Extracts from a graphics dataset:
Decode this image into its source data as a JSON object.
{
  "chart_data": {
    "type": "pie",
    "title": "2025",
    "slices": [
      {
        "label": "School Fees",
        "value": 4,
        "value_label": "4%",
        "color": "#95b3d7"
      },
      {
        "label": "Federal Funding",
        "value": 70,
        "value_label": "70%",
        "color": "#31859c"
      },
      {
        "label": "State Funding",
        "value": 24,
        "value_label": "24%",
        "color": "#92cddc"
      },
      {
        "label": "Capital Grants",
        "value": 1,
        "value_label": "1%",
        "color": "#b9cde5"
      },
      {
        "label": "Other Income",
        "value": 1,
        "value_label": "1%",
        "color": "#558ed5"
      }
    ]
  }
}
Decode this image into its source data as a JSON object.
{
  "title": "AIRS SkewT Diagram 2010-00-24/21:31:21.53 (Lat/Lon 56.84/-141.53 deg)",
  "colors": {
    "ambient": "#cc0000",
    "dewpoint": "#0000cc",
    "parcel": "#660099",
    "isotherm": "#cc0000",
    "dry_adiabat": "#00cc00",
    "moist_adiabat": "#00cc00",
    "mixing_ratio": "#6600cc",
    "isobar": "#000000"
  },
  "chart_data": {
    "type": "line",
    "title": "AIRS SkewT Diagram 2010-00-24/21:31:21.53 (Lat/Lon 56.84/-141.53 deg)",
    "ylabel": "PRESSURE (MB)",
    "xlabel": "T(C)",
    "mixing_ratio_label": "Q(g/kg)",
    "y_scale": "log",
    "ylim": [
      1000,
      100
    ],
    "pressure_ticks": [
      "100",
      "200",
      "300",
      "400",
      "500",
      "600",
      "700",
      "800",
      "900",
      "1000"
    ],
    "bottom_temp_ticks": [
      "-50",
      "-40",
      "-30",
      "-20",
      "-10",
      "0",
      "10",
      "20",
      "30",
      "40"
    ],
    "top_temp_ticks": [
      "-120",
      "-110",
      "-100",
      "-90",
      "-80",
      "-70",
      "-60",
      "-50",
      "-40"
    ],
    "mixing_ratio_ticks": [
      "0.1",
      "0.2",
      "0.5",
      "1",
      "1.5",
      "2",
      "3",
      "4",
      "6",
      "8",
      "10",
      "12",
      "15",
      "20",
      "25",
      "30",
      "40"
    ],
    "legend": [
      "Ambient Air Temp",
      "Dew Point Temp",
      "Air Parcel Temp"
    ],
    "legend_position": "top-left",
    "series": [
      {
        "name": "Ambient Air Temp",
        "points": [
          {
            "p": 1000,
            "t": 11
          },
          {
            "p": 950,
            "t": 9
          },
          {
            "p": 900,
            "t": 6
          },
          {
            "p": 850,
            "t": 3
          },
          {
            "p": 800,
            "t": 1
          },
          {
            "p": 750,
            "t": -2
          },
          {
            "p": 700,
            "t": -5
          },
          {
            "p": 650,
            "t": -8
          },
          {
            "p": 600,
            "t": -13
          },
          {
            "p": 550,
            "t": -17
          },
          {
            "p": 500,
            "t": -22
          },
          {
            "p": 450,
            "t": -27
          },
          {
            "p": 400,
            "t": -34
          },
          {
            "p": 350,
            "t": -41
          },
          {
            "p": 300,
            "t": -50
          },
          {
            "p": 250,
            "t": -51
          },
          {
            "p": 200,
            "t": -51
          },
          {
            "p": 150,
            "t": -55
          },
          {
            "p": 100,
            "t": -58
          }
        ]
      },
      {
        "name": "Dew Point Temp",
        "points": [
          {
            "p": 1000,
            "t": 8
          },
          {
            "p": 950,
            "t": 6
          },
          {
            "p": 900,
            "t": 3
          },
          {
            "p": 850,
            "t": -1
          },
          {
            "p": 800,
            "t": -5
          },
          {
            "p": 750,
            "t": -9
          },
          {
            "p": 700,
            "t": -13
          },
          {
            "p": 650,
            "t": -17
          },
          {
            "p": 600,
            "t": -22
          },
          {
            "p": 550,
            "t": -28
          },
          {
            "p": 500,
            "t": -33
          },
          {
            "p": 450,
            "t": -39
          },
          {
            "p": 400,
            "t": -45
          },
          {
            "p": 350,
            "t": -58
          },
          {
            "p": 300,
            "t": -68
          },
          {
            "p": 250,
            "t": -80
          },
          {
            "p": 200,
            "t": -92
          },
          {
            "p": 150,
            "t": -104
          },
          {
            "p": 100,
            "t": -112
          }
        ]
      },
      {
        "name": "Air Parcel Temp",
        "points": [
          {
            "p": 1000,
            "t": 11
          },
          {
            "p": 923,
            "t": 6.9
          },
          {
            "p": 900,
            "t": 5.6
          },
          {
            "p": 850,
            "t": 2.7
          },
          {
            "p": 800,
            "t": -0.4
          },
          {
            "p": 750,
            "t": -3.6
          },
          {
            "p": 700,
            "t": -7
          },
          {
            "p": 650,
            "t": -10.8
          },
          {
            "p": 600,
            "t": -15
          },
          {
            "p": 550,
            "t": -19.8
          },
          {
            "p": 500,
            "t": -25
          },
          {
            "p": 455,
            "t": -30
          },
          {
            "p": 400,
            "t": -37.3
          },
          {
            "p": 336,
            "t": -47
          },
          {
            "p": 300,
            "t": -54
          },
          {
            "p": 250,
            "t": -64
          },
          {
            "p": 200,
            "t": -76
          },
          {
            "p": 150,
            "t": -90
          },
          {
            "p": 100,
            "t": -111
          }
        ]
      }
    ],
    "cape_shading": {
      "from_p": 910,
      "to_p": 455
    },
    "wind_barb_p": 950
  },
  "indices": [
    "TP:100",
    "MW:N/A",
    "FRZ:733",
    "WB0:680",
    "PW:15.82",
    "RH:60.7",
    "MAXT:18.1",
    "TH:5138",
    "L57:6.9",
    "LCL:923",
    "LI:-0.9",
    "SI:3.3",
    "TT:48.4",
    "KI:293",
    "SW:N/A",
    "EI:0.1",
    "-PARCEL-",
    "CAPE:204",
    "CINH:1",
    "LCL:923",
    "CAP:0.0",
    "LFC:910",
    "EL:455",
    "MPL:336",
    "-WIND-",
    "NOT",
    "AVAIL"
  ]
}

==

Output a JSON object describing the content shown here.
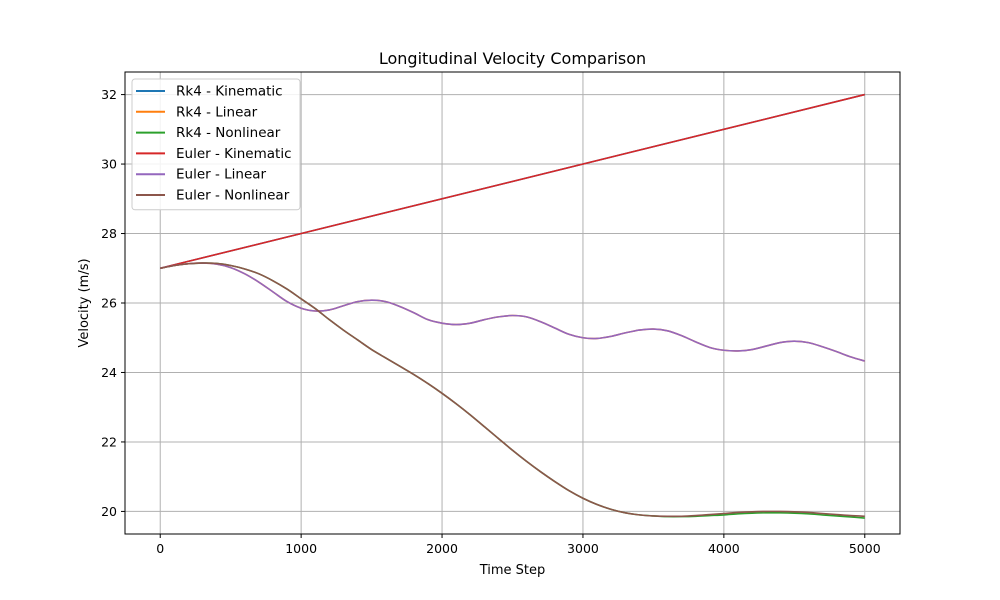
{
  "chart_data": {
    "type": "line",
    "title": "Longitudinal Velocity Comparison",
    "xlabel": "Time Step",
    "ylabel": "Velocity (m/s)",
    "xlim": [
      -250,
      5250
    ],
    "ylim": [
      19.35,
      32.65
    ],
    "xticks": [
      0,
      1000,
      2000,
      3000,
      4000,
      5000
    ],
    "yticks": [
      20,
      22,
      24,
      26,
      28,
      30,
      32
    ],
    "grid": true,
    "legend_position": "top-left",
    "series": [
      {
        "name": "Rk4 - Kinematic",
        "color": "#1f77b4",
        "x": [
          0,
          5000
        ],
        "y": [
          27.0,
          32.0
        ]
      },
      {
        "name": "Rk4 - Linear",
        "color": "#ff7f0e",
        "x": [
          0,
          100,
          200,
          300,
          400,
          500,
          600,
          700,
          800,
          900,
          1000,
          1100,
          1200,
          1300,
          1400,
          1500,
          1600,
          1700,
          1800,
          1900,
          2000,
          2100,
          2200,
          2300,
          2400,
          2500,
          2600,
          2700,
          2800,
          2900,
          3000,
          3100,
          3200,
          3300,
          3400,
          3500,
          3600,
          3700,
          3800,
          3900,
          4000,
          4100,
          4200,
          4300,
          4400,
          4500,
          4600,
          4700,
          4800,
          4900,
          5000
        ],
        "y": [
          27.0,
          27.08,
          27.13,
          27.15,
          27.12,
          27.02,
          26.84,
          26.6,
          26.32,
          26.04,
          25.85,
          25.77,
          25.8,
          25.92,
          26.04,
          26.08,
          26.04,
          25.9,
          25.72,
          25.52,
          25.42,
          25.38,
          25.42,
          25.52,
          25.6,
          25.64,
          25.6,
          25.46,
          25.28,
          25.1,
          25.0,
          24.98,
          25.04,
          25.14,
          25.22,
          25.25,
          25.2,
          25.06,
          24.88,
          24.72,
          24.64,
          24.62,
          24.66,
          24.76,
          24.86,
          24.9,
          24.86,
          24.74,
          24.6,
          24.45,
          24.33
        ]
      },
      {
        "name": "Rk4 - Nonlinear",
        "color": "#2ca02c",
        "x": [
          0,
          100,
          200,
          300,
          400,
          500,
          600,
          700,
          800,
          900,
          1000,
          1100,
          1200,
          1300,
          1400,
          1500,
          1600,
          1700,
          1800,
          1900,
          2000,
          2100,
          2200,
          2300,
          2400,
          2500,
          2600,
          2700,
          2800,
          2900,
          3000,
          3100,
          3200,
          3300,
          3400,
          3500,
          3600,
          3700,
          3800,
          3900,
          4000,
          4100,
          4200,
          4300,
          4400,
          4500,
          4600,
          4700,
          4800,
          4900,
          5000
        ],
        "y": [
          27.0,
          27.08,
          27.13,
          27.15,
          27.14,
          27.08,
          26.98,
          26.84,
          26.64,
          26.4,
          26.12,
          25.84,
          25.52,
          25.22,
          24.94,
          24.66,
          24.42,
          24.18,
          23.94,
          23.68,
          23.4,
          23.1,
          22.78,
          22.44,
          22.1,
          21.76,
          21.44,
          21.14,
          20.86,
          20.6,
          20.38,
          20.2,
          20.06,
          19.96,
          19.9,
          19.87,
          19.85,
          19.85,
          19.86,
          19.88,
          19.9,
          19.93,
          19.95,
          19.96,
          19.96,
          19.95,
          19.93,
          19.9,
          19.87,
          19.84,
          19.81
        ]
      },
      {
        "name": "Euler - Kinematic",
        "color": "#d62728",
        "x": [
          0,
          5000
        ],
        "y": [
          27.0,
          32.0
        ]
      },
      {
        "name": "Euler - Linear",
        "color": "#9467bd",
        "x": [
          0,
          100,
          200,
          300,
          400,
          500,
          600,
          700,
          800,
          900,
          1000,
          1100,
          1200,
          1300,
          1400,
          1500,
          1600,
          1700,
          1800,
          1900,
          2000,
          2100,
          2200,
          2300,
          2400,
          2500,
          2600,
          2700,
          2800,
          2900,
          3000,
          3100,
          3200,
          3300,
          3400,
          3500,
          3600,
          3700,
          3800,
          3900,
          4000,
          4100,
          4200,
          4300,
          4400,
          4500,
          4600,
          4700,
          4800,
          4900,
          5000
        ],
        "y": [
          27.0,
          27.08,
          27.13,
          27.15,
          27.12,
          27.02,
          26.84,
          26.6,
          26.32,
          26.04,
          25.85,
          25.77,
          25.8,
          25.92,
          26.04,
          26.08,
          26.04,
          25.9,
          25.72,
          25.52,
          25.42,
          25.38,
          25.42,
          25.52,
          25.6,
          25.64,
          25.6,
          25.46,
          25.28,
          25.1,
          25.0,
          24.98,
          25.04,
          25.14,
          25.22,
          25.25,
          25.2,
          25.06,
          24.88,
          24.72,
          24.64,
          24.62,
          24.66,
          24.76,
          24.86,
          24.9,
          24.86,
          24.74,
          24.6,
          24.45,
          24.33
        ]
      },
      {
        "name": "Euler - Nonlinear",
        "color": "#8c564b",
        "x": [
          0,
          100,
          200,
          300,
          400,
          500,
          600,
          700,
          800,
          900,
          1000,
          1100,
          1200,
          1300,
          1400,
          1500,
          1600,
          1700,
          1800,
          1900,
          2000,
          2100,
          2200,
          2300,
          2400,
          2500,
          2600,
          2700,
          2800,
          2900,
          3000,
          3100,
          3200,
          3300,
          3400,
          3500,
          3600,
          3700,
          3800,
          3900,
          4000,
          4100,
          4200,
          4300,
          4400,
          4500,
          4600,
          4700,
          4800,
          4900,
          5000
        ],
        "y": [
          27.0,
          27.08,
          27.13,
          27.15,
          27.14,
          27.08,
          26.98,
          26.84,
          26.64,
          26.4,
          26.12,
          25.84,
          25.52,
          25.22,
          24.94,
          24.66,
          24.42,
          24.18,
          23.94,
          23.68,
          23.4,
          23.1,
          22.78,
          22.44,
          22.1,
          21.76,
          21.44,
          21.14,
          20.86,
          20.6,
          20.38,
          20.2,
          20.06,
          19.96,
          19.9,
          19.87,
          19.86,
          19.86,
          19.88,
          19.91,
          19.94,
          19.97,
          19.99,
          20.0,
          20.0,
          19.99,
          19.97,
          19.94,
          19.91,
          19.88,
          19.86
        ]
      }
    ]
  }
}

* _Aim of the task_: Gather all lines from the listing above in which "title" occurs.

* _Full solution_:
    "title": "2025",
  "title": "AIRS SkewT Diagram 2010-00-24/21:31:21.53 (Lat/Lon 56.84/-141.53 deg)",
    "title": "AIRS SkewT Diagram 2010-00-24/21:31:21.53 (Lat/Lon 56.84/-141.53 deg)",
    "title": "Longitudinal Velocity Comparison",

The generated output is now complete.